Task brief. Transcribe only what runs from the line containing "What does this" through the final line below, exactly, and leave every picture out.

Extracted records
* * * * * * * * *
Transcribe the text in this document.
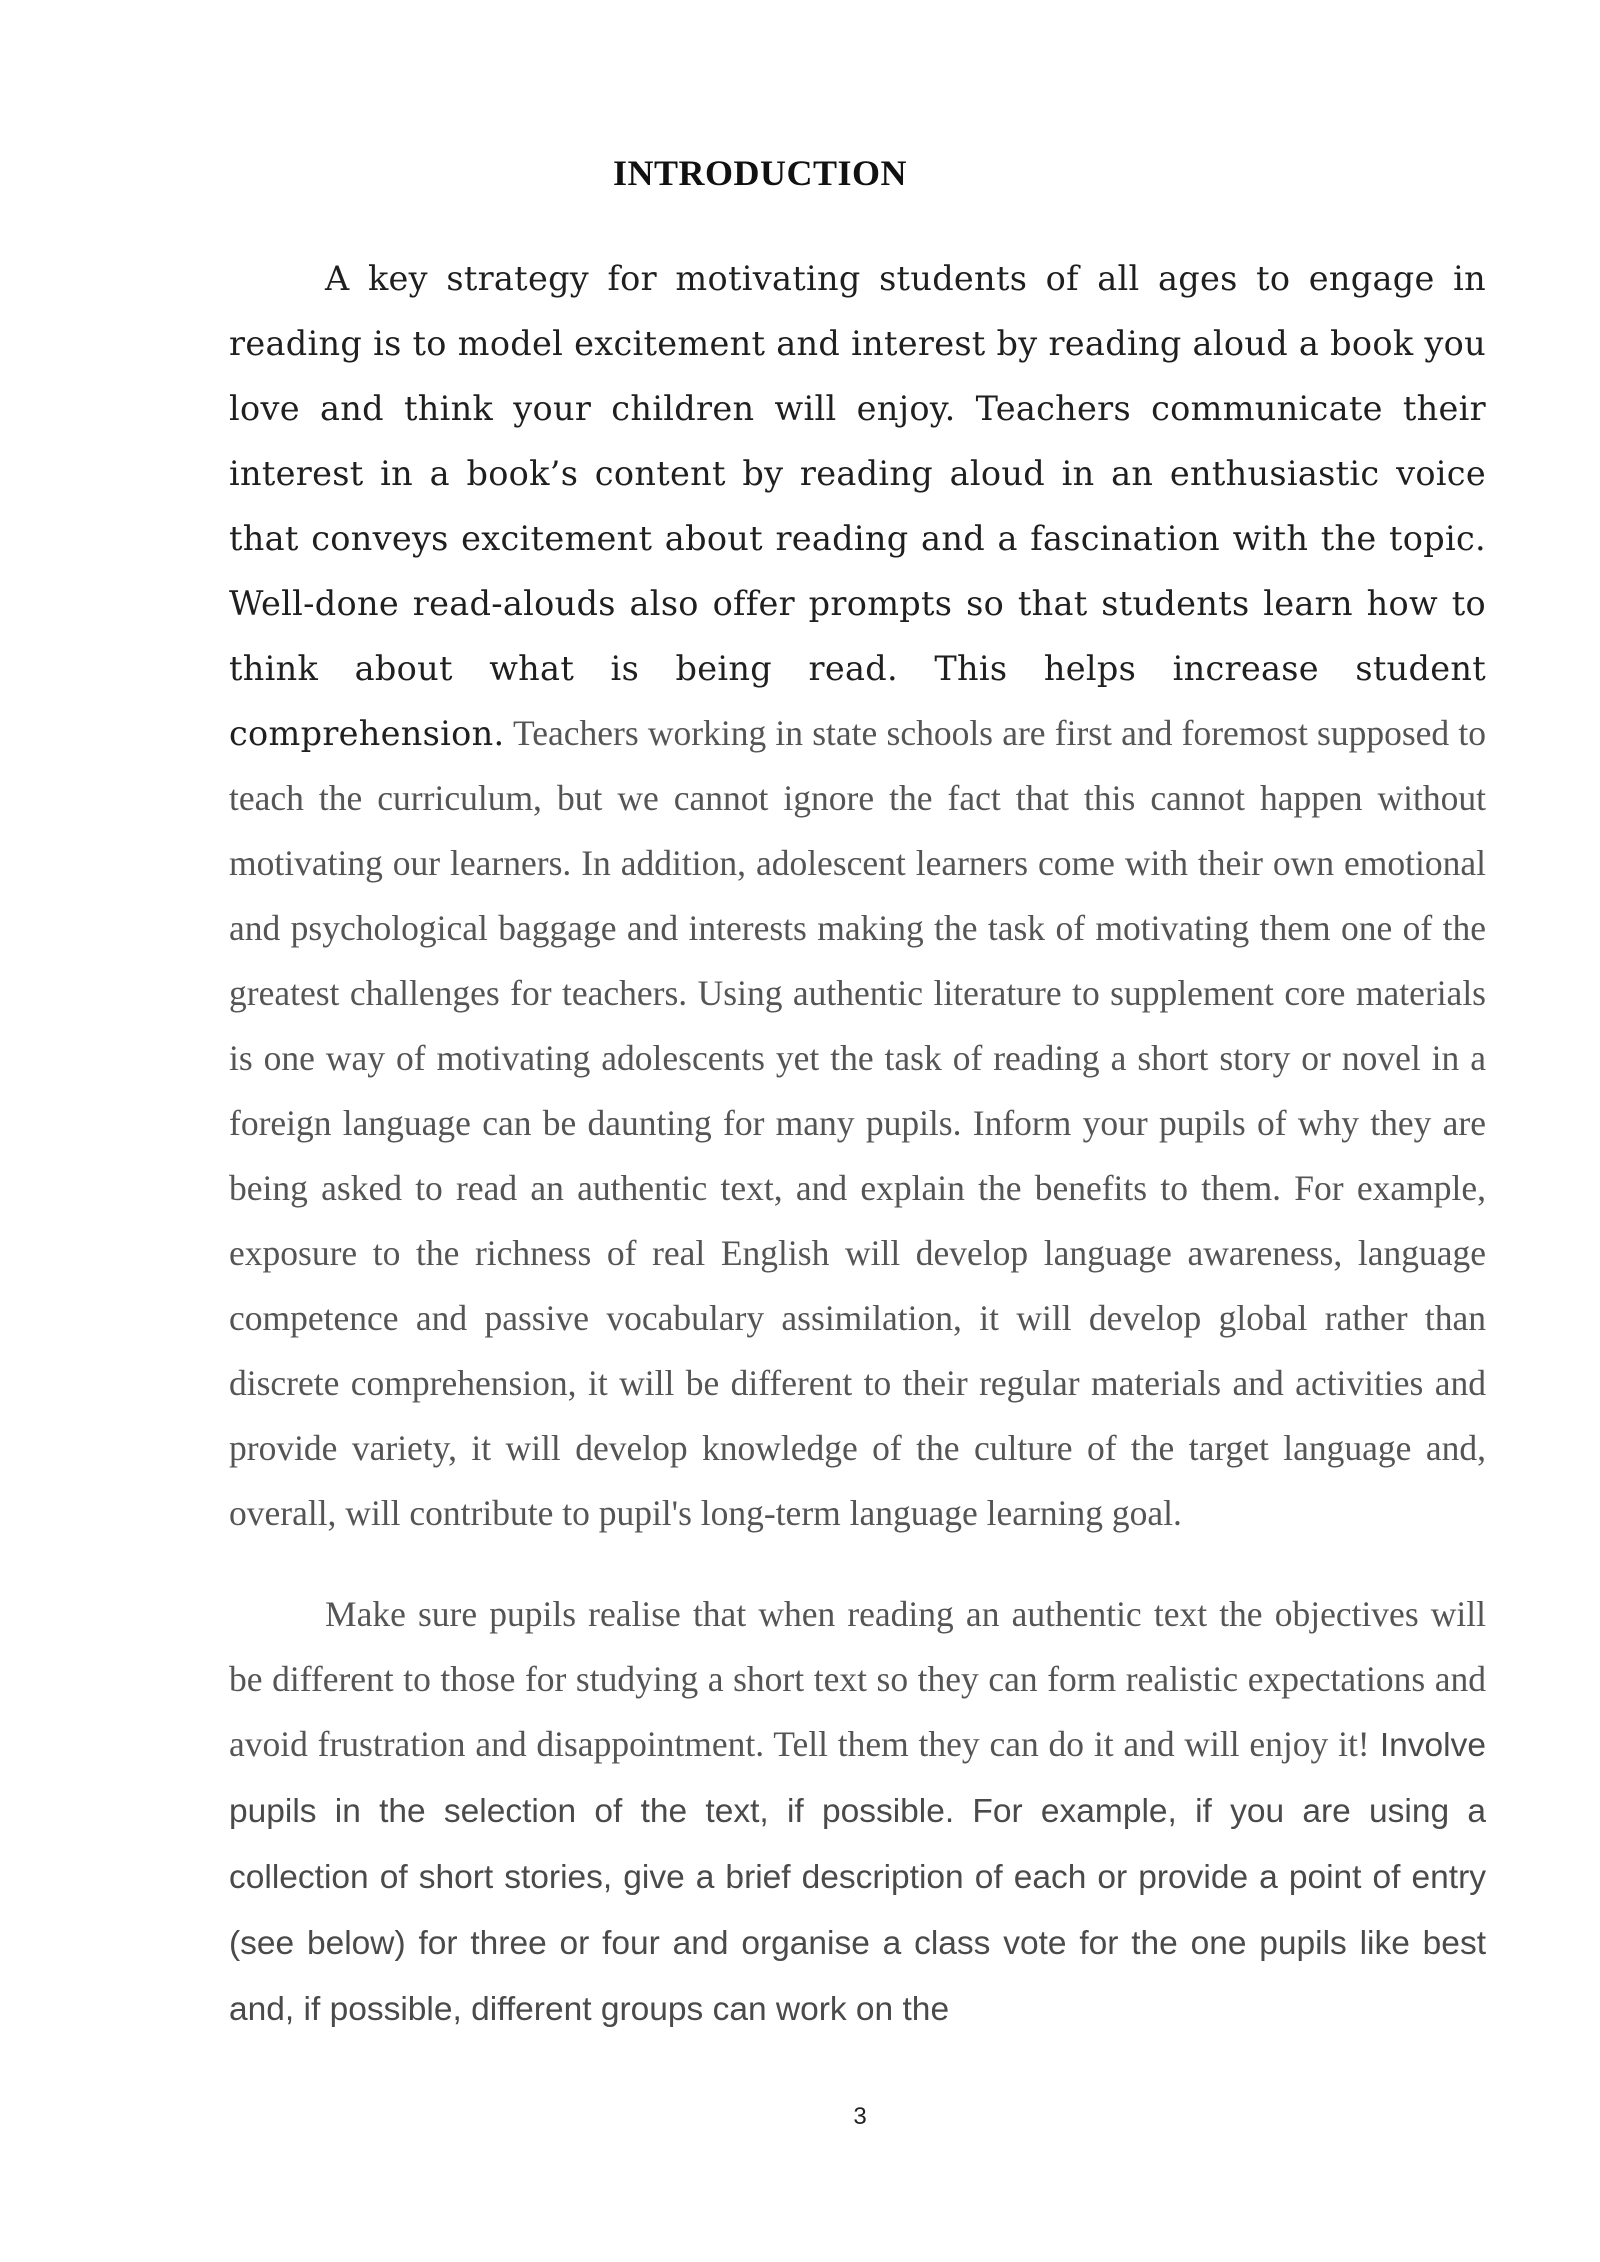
INTRODUCTION

A key strategy for motivating students of all ages to engage in reading is to model excitement and interest by reading aloud a book you love and think your children will enjoy. Teachers communicate their interest in a book’s content by reading aloud in an enthusiastic voice that conveys excitement about reading and a fascination with the topic. Well-done read-alouds also offer prompts so that students learn how to think about what is being read. This helps increase student comprehension. Teachers working in state schools are first and foremost supposed to teach the curriculum, but we cannot ignore the fact that this cannot happen without motivating our learners. In addition, adolescent learners come with their own emotional and psychological baggage and interests making the task of motivating them one of the greatest challenges for teachers. Using authentic literature to supplement core materials is one way of motivating adolescents yet the task of reading a short story or novel in a foreign language can be daunting for many pupils. Inform your pupils of why they are being asked to read an authentic text, and explain the benefits to them. For example, exposure to the richness of real English will develop language awareness, language competence and passive vocabulary assimilation, it will develop global rather than discrete comprehension, it will be different to their regular materials and activities and provide variety, it will develop knowledge of the culture of the target language and, overall, will contribute to pupil's long-term language learning goal.

Make sure pupils realise that when reading an authentic text the objectives will be different to those for studying a short text so they can form realistic expectations and avoid frustration and disappointment. Tell them they can do it and will enjoy it! Involve pupils in the selection of the text, if possible. For example, if you are using a collection of short stories, give a brief description of each or provide a point of entry (see below) for three or four and organise a class vote for the one pupils like best and, if possible, different groups can work on the

3
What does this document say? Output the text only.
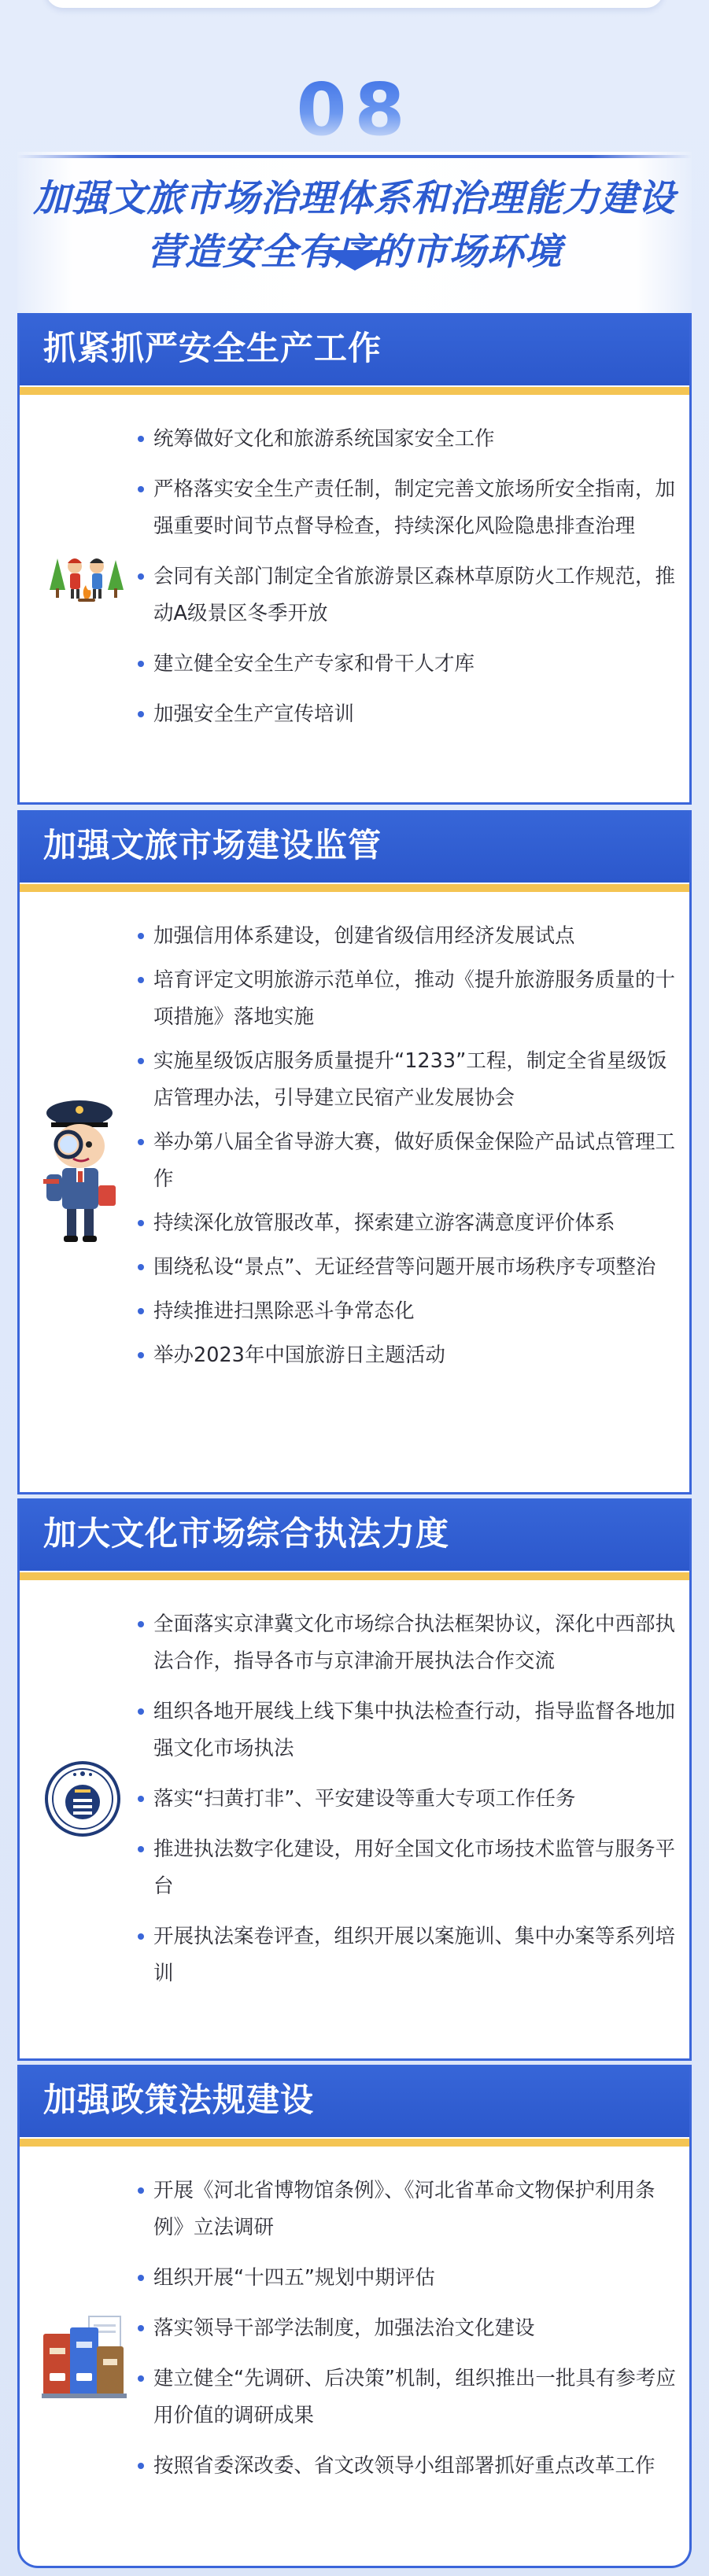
08
加强文旅市场治理体系和治理能力建设
营造安全有序的市场环境
抓紧抓严安全生产工作
统筹做好文化和旅游系统国家安全工作
严格落实安全生产责任制，制定完善文旅场所安全指南，加强重要时间节点督导检查，持续深化风险隐患排查治理
会同有关部门制定全省旅游景区森林草原防火工作规范，推动A级景区冬季开放
建立健全安全生产专家和骨干人才库
加强安全生产宣传培训
加强文旅市场建设监管
加强信用体系建设，创建省级信用经济发展试点
培育评定文明旅游示范单位，推动《提升旅游服务质量的十项措施》落地实施
实施星级饭店服务质量提升“1233”工程，制定全省星级饭店管理办法，引导建立民宿产业发展协会
举办第八届全省导游大赛，做好质保金保险产品试点管理工作
持续深化放管服改革，探索建立游客满意度评价体系
围绕私设“景点”、无证经营等问题开展市场秩序专项整治
持续推进扫黑除恶斗争常态化
举办2023年中国旅游日主题活动
加大文化市场综合执法力度
全面落实京津冀文化市场综合执法框架协议，深化中西部执法合作，指导各市与京津渝开展执法合作交流
组织各地开展线上线下集中执法检查行动，指导监督各地加强文化市场执法
落实“扫黄打非”、平安建设等重大专项工作任务
推进执法数字化建设，用好全国文化市场技术监管与服务平台
开展执法案卷评查，组织开展以案施训、集中办案等系列培训
加强政策法规建设
开展《河北省博物馆条例》、《河北省革命文物保护利用条例》立法调研
组织开展“十四五”规划中期评估
落实领导干部学法制度，加强法治文化建设
建立健全“先调研、后决策”机制，组织推出一批具有参考应用价值的调研成果
按照省委深改委、省文改领导小组部署抓好重点改革工作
* * * * * * * * *
Worked answer.
What does this document say? Output the text only.
08
加强文旅市场治理体系和治理能力建设
营造安全有序的市场环境
抓紧抓严安全生产工作
统筹做好文化和旅游系统国家安全工作
严格落实安全生产责任制，制定完善文旅场所安全指南，加强重要时间节点督导检查，持续深化风险隐患排查治理
会同有关部门制定全省旅游景区森林草原防火工作规范，推动A级景区冬季开放
建立健全安全生产专家和骨干人才库
加强安全生产宣传培训
加强文旅市场建设监管
加强信用体系建设，创建省级信用经济发展试点
培育评定文明旅游示范单位，推动《提升旅游服务质量的十项措施》落地实施
实施星级饭店服务质量提升“1233”工程，制定全省星级饭店管理办法，引导建立民宿产业发展协会
举办第八届全省导游大赛，做好质保金保险产品试点管理工作
持续深化放管服改革，探索建立游客满意度评价体系
围绕私设“景点”、无证经营等问题开展市场秩序专项整治
持续推进扫黑除恶斗争常态化
举办2023年中国旅游日主题活动
加大文化市场综合执法力度
全面落实京津冀文化市场综合执法框架协议，深化中西部执法合作，指导各市与京津渝开展执法合作交流
组织各地开展线上线下集中执法检查行动，指导监督各地加强文化市场执法
落实“扫黄打非”、平安建设等重大专项工作任务
推进执法数字化建设，用好全国文化市场技术监管与服务平台
开展执法案卷评查，组织开展以案施训、集中办案等系列培训
加强政策法规建设
开展《河北省博物馆条例》、《河北省革命文物保护利用条例》立法调研
组织开展“十四五”规划中期评估
落实领导干部学法制度，加强法治文化建设
建立健全“先调研、后决策”机制，组织推出一批具有参考应用价值的调研成果
按照省委深改委、省文改领导小组部署抓好重点改革工作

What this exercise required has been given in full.